> [Work to do]: Repeat these lines with every "heatmap-cell" replaced by "grid-cell" and everything else unchanged. Leave the pictures out.

________________

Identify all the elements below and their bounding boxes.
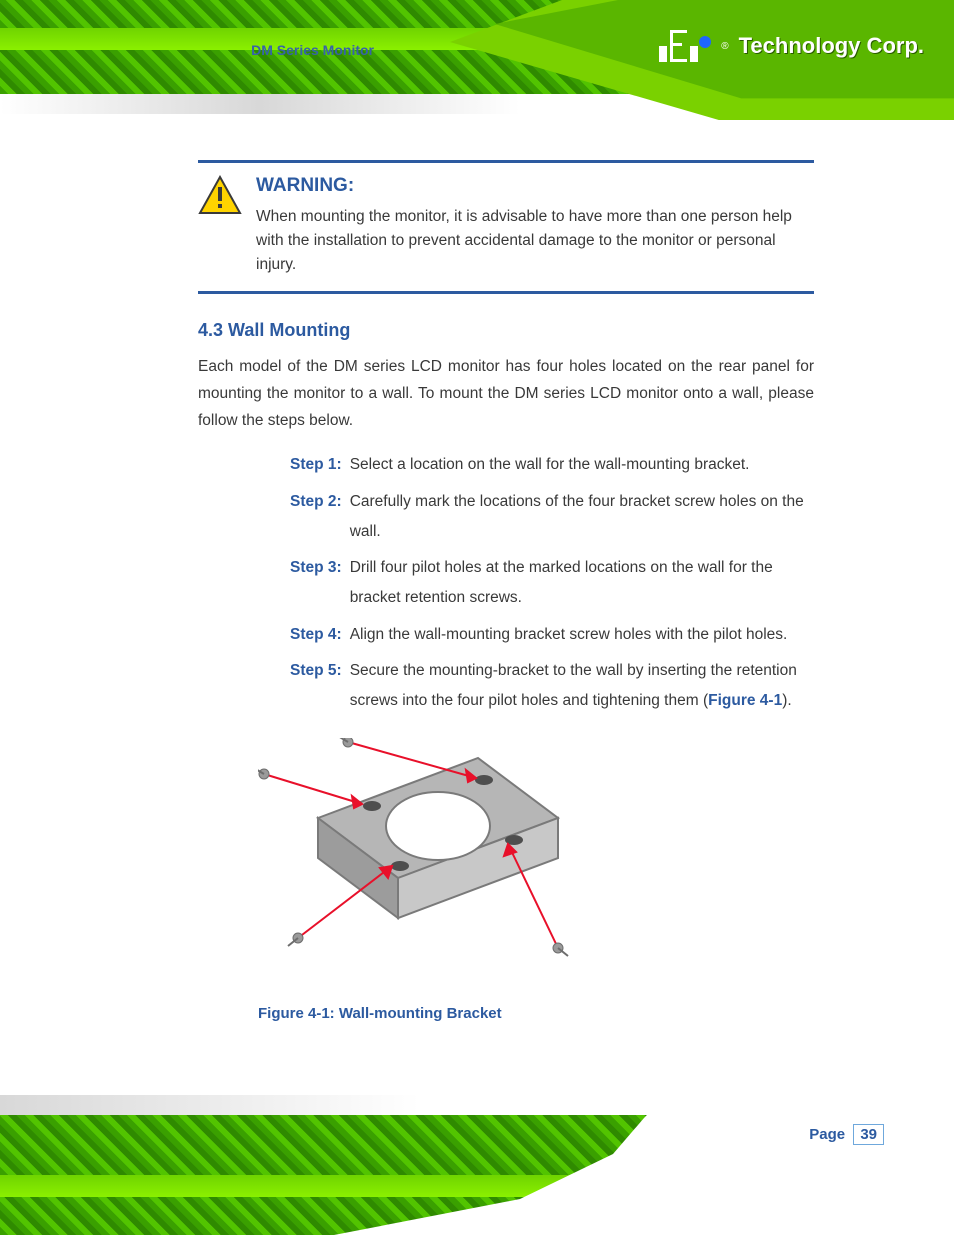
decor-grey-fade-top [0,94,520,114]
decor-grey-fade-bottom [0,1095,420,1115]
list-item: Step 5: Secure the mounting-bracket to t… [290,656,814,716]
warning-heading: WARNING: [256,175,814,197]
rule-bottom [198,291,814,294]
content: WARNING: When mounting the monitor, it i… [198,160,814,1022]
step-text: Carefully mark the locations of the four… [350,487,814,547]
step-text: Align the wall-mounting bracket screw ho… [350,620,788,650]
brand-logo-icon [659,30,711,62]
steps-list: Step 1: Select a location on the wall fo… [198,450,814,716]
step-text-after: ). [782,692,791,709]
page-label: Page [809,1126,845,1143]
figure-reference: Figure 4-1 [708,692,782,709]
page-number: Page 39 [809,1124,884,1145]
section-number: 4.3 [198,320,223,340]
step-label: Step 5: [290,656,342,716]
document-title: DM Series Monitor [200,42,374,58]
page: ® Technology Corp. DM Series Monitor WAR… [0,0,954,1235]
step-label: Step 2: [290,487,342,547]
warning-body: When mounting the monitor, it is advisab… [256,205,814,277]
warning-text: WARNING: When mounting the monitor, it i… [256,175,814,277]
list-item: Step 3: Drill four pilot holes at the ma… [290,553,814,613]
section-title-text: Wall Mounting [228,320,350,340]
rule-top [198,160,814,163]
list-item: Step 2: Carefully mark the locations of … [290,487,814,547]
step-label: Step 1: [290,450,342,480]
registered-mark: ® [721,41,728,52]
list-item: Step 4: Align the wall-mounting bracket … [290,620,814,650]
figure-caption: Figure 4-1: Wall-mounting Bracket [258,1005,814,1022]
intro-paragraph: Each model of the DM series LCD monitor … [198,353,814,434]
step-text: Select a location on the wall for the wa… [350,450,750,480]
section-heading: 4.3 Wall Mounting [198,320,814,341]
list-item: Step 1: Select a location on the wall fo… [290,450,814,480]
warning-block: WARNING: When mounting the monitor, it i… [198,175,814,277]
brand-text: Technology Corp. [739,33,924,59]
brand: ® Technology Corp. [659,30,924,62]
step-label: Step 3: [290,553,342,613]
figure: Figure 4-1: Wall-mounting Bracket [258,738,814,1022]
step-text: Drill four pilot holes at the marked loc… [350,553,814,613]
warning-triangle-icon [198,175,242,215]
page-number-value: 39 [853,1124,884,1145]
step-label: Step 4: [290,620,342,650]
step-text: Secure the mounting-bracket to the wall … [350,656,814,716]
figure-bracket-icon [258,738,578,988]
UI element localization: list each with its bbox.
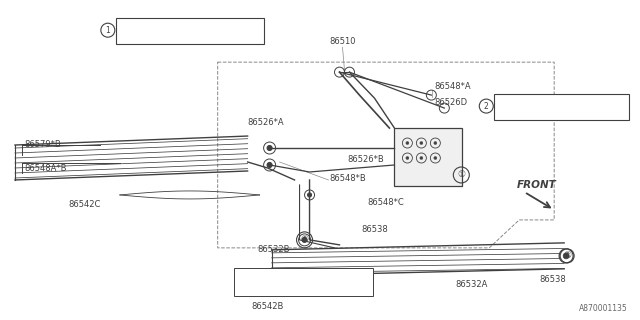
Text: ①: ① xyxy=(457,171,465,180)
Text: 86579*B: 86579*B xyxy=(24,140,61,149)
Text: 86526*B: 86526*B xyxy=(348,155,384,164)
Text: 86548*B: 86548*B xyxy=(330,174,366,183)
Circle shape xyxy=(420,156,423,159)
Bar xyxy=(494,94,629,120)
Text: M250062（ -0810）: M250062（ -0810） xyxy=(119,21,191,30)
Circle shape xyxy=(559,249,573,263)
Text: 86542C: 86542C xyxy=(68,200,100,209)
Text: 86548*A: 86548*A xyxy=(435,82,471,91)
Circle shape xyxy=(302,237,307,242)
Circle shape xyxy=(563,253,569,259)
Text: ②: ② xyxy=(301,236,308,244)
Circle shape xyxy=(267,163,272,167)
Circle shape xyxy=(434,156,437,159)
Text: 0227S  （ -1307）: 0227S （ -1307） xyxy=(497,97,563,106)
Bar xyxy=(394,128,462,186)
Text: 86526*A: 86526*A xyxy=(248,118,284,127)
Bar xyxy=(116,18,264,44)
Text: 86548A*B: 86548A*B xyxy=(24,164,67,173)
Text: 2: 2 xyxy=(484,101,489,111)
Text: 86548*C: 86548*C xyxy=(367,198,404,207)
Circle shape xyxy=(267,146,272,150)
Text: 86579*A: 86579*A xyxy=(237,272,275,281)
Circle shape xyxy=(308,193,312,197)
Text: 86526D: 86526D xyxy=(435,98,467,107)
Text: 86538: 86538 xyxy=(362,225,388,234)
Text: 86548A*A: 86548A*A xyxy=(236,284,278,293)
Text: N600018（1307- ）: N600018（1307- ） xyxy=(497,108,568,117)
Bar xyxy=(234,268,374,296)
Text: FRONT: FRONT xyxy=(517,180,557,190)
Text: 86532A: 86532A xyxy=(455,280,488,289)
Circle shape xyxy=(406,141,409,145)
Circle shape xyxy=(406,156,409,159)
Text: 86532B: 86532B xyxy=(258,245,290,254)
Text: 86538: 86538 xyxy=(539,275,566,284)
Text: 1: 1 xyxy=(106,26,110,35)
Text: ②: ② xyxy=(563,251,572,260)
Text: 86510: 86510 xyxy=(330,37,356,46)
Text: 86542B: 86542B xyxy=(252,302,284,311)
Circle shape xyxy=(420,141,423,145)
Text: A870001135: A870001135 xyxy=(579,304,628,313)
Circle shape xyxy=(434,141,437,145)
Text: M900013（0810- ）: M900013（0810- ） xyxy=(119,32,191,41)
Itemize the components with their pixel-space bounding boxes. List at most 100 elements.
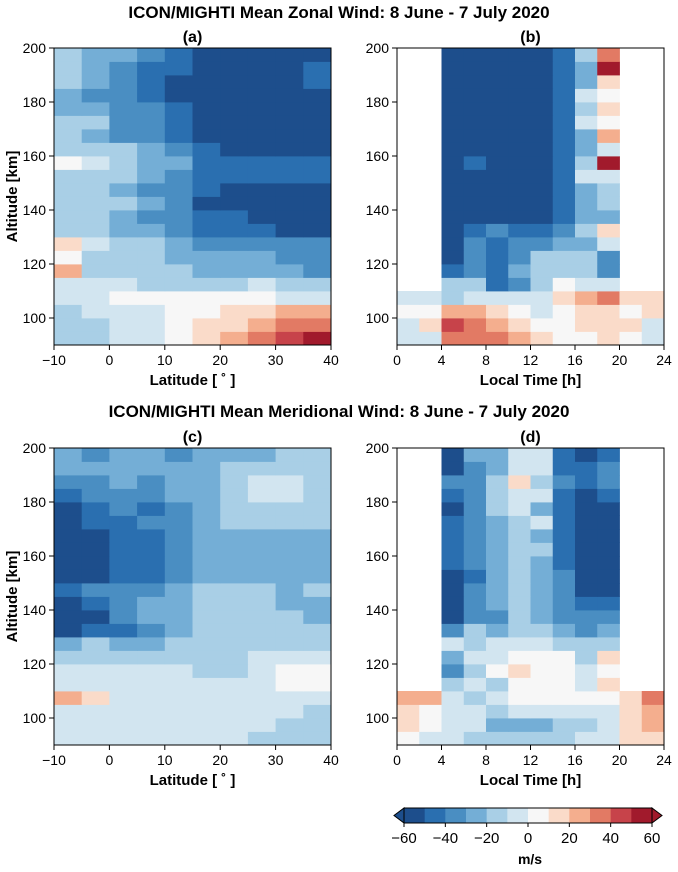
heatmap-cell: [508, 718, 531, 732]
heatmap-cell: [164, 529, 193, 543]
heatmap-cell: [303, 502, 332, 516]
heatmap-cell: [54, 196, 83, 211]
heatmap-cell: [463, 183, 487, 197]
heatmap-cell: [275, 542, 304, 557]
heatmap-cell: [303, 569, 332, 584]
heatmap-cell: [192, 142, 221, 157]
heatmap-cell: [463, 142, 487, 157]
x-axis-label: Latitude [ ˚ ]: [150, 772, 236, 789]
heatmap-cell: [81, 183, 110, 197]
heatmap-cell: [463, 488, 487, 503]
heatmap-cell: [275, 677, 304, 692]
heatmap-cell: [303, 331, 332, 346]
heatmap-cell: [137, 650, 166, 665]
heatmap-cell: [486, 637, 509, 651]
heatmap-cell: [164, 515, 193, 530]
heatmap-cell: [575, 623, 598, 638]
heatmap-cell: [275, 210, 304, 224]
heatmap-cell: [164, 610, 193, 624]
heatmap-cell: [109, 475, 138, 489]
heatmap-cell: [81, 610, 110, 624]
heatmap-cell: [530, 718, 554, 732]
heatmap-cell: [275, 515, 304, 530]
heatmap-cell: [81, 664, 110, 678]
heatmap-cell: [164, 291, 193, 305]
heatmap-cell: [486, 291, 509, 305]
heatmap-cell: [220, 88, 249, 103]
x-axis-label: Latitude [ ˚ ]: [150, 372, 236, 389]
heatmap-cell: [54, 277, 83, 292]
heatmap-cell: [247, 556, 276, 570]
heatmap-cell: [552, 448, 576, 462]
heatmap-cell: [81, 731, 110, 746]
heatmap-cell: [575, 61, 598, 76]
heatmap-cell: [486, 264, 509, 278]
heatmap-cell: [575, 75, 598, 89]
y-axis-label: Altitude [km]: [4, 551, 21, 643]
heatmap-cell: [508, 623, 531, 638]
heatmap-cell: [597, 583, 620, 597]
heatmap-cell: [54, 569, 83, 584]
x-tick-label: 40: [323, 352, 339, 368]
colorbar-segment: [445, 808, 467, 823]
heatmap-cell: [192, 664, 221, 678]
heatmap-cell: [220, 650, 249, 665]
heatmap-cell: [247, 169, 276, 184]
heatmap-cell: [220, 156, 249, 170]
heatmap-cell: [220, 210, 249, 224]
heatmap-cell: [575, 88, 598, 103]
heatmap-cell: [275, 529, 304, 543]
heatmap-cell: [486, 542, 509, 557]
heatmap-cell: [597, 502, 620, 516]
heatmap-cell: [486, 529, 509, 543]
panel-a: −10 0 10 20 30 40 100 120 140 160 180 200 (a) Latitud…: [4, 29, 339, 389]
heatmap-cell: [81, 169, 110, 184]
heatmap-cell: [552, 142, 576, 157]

________________

> [Exercise output]:
Identify all the elements below and their bounding boxes.
decor-grey-fade-top [0,94,520,114]
decor-grey-fade-bottom [0,1095,420,1115]
list-item: Step 5: Secure the mounting-bracket to t… [290,656,814,716]
warning-heading: WARNING: [256,175,814,197]
rule-bottom [198,291,814,294]
content: WARNING: When mounting the monitor, it i… [198,160,814,1022]
step-text: Carefully mark the locations of the four… [350,487,814,547]
step-text: Align the wall-mounting bracket screw ho… [350,620,788,650]
brand-logo-icon [659,30,711,62]
steps-list: Step 1: Select a location on the wall fo… [198,450,814,716]
step-text-after: ). [782,692,791,709]
page-label: Page [809,1126,845,1143]
figure-reference: Figure 4-1 [708,692,782,709]
page-number: Page 39 [809,1124,884,1145]
section-number: 4.3 [198,320,223,340]
step-label: Step 5: [290,656,342,716]
document-title: DM Series Monitor [200,42,374,58]
page: ® Technology Corp. DM Series Monitor WAR… [0,0,954,1235]
step-label: Step 2: [290,487,342,547]
warning-body: When mounting the monitor, it is advisab… [256,205,814,277]
warning-text: WARNING: When mounting the monitor, it i… [256,175,814,277]
list-item: Step 3: Drill four pilot holes at the ma… [290,553,814,613]
section-title-text: Wall Mounting [228,320,350,340]
rule-top [198,160,814,163]
list-item: Step 2: Carefully mark the locations of … [290,487,814,547]
step-label: Step 1: [290,450,342,480]
registered-mark: ® [721,41,728,52]
list-item: Step 4: Align the wall-mounting bracket … [290,620,814,650]
figure-caption: Figure 4-1: Wall-mounting Bracket [258,1005,814,1022]
intro-paragraph: Each model of the DM series LCD monitor … [198,353,814,434]
step-text: Select a location on the wall for the wa… [350,450,750,480]
section-heading: 4.3 Wall Mounting [198,320,814,341]
list-item: Step 1: Select a location on the wall fo… [290,450,814,480]
warning-block: WARNING: When mounting the monitor, it i… [198,175,814,277]
brand-text: Technology Corp. [739,33,924,59]
brand: ® Technology Corp. [659,30,924,62]
step-label: Step 3: [290,553,342,613]
figure: Figure 4-1: Wall-mounting Bracket [258,738,814,1022]
step-text: Drill four pilot holes at the marked loc… [350,553,814,613]
warning-triangle-icon [198,175,242,215]
page-number-value: 39 [853,1124,884,1145]
step-label: Step 4: [290,620,342,650]
step-text: Secure the mounting-bracket to the wall … [350,656,814,716]
figure-bracket-icon [258,738,578,988]
UI element localization: list each with its bbox.
Text: ①: ① xyxy=(457,171,465,180)
Text: 86579*B: 86579*B xyxy=(24,140,61,149)
Text: 86526*B: 86526*B xyxy=(348,155,384,164)
Text: 86548*B: 86548*B xyxy=(330,174,366,183)
Circle shape xyxy=(420,156,423,159)
Bar xyxy=(494,94,629,120)
Text: M250062（ -0810）: M250062（ -0810） xyxy=(119,21,191,30)
Circle shape xyxy=(559,249,573,263)
Text: 86542C: 86542C xyxy=(68,200,100,209)
Text: 86548*A: 86548*A xyxy=(435,82,471,91)
Circle shape xyxy=(302,237,307,242)
Circle shape xyxy=(563,253,569,259)
Text: ②: ② xyxy=(301,236,308,244)
Circle shape xyxy=(267,163,272,167)
Circle shape xyxy=(434,156,437,159)
Text: 0227S  （ -1307）: 0227S （ -1307） xyxy=(497,97,563,106)
Bar xyxy=(394,128,462,186)
Text: 86526*A: 86526*A xyxy=(248,118,284,127)
Bar xyxy=(116,18,264,44)
Text: 86548A*B: 86548A*B xyxy=(24,164,67,173)
Text: 2: 2 xyxy=(484,101,489,111)
Text: 86548*C: 86548*C xyxy=(367,198,404,207)
Circle shape xyxy=(267,146,272,150)
Text: 86579*A: 86579*A xyxy=(237,272,275,281)
Circle shape xyxy=(308,193,312,197)
Text: 86526D: 86526D xyxy=(435,98,467,107)
Text: 86538: 86538 xyxy=(362,225,388,234)
Text: 86548A*A: 86548A*A xyxy=(236,284,278,293)
Text: N600018（1307- ）: N600018（1307- ） xyxy=(497,108,568,117)
Bar xyxy=(234,268,374,296)
Text: FRONT: FRONT xyxy=(517,180,557,190)
Text: 86532A: 86532A xyxy=(455,280,488,289)
Circle shape xyxy=(406,141,409,145)
Circle shape xyxy=(406,156,409,159)
Text: 86532B: 86532B xyxy=(258,245,290,254)
Text: 86538: 86538 xyxy=(539,275,566,284)
Text: 1: 1 xyxy=(106,26,110,35)
Text: ②: ② xyxy=(563,251,572,260)
Text: 86510: 86510 xyxy=(330,37,356,46)
Text: 86542B: 86542B xyxy=(252,302,284,311)
Circle shape xyxy=(420,141,423,145)
Text: A870001135: A870001135 xyxy=(579,304,628,313)
Circle shape xyxy=(434,141,437,145)
Text: M900013（0810- ）: M900013（0810- ） xyxy=(119,32,191,41)
Itemize the components with their pixel-space bounding boxes. List at most 100 elements.
grid-cell: [508, 718, 531, 732]
grid-cell: [164, 529, 193, 543]
grid-cell: [303, 502, 332, 516]
grid-cell: [54, 196, 83, 211]
grid-cell: [463, 183, 487, 197]
grid-cell: [275, 542, 304, 557]
grid-cell: [303, 569, 332, 584]
grid-cell: [192, 142, 221, 157]
grid-cell: [463, 142, 487, 157]
x-axis-label: Latitude [ ˚ ]: [150, 772, 236, 789]
grid-cell: [81, 183, 110, 197]
grid-cell: [463, 488, 487, 503]
grid-cell: [275, 677, 304, 692]
grid-cell: [303, 331, 332, 346]
grid-cell: [137, 650, 166, 665]
grid-cell: [486, 637, 509, 651]
grid-cell: [164, 515, 193, 530]
grid-cell: [575, 623, 598, 638]
grid-cell: [275, 210, 304, 224]
grid-cell: [164, 610, 193, 624]
grid-cell: [109, 475, 138, 489]
grid-cell: [81, 610, 110, 624]
grid-cell: [530, 718, 554, 732]
grid-cell: [275, 515, 304, 530]
grid-cell: [81, 664, 110, 678]
grid-cell: [164, 291, 193, 305]
grid-cell: [486, 291, 509, 305]
grid-cell: [220, 88, 249, 103]
x-axis-label: Latitude [ ˚ ]: [150, 372, 236, 389]
grid-cell: [54, 277, 83, 292]
grid-cell: [247, 556, 276, 570]
grid-cell: [552, 448, 576, 462]
grid-cell: [81, 731, 110, 746]
grid-cell: [575, 61, 598, 76]
grid-cell: [486, 264, 509, 278]
grid-cell: [575, 75, 598, 89]
y-axis-label: Altitude [km]: [4, 551, 21, 643]
grid-cell: [508, 623, 531, 638]
grid-cell: [597, 583, 620, 597]
grid-cell: [54, 569, 83, 584]
x-tick-label: 40: [323, 352, 339, 368]
colorbar-segment: [445, 808, 467, 823]
grid-cell: [192, 664, 221, 678]
grid-cell: [220, 650, 249, 665]
grid-cell: [247, 169, 276, 184]
grid-cell: [220, 156, 249, 170]
grid-cell: [220, 210, 249, 224]
grid-cell: [575, 88, 598, 103]
grid-cell: [275, 529, 304, 543]
grid-cell: [486, 542, 509, 557]
grid-cell: [597, 502, 620, 516]
grid-cell: [486, 529, 509, 543]
panel-a: −10 0 10 20 30 40 100 120 140 160 180 200 (a) Latitud…: [4, 29, 339, 389]
grid-cell: [81, 169, 110, 184]
grid-cell: [552, 142, 576, 157]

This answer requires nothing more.